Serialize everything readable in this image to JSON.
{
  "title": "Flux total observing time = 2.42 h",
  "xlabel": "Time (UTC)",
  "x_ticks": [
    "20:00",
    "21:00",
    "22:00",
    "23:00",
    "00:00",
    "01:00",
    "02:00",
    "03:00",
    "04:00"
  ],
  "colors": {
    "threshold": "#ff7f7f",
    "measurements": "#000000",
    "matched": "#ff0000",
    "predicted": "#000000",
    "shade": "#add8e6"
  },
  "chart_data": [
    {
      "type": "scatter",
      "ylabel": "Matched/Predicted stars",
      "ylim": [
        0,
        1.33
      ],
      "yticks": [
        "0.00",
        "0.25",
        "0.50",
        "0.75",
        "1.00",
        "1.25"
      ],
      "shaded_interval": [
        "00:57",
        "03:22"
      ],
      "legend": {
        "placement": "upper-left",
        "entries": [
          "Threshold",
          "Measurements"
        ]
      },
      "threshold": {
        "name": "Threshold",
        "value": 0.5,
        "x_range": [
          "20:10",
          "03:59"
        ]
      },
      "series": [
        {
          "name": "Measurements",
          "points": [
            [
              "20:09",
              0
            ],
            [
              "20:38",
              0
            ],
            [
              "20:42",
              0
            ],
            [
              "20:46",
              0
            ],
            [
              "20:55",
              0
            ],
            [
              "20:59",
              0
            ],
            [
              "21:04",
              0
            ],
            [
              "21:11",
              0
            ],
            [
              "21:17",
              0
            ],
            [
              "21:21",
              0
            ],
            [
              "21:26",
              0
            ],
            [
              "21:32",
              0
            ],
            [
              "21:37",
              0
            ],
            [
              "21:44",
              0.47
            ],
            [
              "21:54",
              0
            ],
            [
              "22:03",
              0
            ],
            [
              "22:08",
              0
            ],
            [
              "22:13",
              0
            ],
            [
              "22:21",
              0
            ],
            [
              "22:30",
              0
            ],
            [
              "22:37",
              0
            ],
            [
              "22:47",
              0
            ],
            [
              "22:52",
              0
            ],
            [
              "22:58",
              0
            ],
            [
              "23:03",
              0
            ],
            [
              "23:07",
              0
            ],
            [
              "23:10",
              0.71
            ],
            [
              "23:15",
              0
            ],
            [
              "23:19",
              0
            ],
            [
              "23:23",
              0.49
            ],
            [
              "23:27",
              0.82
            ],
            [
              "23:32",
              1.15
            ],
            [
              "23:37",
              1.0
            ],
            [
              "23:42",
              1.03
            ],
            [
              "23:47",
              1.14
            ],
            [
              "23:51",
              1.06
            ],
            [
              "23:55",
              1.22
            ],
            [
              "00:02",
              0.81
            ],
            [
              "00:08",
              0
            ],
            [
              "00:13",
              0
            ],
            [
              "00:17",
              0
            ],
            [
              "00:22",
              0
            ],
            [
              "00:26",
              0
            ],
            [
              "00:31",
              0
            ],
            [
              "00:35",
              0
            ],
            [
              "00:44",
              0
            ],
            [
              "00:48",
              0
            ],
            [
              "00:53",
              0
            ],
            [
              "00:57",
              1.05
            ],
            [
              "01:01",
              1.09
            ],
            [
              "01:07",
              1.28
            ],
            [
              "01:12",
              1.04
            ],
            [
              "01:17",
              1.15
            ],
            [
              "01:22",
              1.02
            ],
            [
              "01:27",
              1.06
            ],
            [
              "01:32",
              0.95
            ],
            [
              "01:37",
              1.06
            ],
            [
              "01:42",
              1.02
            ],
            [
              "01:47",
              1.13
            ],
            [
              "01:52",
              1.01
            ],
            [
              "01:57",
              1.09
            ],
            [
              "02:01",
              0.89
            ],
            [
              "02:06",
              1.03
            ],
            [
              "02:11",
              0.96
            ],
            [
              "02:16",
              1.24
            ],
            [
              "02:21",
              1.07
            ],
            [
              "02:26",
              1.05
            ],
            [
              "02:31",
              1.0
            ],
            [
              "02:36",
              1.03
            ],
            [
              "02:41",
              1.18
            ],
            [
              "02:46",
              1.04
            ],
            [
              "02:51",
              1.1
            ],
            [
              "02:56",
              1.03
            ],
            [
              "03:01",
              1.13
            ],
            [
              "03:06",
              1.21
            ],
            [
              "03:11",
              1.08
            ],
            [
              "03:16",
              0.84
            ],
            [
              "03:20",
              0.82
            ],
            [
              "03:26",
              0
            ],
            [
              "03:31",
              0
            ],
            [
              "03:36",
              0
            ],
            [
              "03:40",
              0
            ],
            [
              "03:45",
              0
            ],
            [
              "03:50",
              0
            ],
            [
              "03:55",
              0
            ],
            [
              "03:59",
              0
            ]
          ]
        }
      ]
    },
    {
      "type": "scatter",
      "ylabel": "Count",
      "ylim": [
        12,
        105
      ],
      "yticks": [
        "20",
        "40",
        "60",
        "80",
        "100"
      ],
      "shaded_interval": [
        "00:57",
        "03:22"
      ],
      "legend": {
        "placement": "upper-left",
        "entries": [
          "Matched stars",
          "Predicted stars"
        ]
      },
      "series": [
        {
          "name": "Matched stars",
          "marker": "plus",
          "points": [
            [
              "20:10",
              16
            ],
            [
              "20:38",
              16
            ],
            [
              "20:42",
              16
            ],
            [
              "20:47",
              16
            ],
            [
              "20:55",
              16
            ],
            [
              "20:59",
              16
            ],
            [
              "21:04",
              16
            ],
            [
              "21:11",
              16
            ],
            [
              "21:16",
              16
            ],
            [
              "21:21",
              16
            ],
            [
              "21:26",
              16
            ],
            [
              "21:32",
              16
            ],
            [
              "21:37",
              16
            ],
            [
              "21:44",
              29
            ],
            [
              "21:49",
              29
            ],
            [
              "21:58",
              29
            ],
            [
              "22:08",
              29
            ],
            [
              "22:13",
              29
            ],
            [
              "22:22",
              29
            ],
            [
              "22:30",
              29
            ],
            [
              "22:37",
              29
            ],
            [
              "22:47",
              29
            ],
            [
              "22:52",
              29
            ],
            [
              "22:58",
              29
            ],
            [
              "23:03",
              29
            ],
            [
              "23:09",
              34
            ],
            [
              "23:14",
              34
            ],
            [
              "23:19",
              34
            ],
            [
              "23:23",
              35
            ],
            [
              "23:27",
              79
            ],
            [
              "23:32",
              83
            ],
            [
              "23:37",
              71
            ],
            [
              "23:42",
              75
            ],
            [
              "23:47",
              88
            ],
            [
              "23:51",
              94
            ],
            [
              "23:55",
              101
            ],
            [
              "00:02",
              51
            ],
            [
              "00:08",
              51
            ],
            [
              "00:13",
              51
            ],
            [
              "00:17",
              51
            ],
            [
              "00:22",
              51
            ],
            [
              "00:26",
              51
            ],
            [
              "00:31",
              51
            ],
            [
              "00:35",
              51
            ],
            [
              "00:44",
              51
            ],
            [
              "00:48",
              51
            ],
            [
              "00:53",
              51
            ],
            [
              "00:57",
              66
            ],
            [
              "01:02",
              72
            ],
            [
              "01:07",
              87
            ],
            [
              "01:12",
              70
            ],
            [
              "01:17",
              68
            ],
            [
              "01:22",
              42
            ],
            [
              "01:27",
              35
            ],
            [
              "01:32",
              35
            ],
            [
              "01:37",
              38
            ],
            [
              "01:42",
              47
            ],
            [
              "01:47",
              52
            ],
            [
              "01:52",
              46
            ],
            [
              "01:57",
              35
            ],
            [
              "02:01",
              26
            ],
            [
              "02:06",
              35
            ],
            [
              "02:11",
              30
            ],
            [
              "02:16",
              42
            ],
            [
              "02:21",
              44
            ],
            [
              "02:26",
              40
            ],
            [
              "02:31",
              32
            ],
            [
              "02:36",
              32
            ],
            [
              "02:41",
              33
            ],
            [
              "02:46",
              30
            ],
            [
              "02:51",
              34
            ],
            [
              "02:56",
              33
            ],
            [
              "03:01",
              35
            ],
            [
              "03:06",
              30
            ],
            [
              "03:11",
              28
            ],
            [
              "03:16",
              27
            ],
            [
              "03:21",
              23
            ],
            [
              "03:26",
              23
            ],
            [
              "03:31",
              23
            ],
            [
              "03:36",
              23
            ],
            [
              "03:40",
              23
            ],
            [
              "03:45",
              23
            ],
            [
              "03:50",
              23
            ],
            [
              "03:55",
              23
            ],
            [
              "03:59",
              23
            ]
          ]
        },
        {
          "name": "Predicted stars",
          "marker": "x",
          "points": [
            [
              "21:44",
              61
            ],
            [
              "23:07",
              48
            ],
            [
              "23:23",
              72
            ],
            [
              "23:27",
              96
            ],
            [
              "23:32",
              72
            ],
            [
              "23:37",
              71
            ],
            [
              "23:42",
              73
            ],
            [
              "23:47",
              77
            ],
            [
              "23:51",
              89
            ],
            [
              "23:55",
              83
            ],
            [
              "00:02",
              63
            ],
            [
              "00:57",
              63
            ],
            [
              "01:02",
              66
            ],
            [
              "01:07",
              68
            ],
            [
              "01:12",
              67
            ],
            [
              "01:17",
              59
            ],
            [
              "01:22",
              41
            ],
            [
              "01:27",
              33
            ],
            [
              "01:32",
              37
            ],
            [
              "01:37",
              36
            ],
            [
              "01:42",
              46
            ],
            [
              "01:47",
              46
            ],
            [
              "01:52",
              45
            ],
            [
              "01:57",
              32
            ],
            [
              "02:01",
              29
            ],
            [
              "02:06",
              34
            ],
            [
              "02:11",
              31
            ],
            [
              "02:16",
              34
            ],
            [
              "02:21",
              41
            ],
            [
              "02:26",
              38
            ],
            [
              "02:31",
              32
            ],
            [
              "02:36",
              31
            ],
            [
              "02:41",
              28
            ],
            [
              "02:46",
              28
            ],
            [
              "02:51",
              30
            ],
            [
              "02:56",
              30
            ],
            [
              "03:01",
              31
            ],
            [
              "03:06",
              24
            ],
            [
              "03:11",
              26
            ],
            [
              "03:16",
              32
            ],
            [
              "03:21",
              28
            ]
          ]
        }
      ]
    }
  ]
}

++++++++

## STATED TASK
Which lines of the data above contain "name"? Copy each one.

## SOLUTION TO THE EXERCISE
        "name": "Threshold",
          "name": "Measurements",
          "name": "Matched stars",
          "name": "Predicted stars",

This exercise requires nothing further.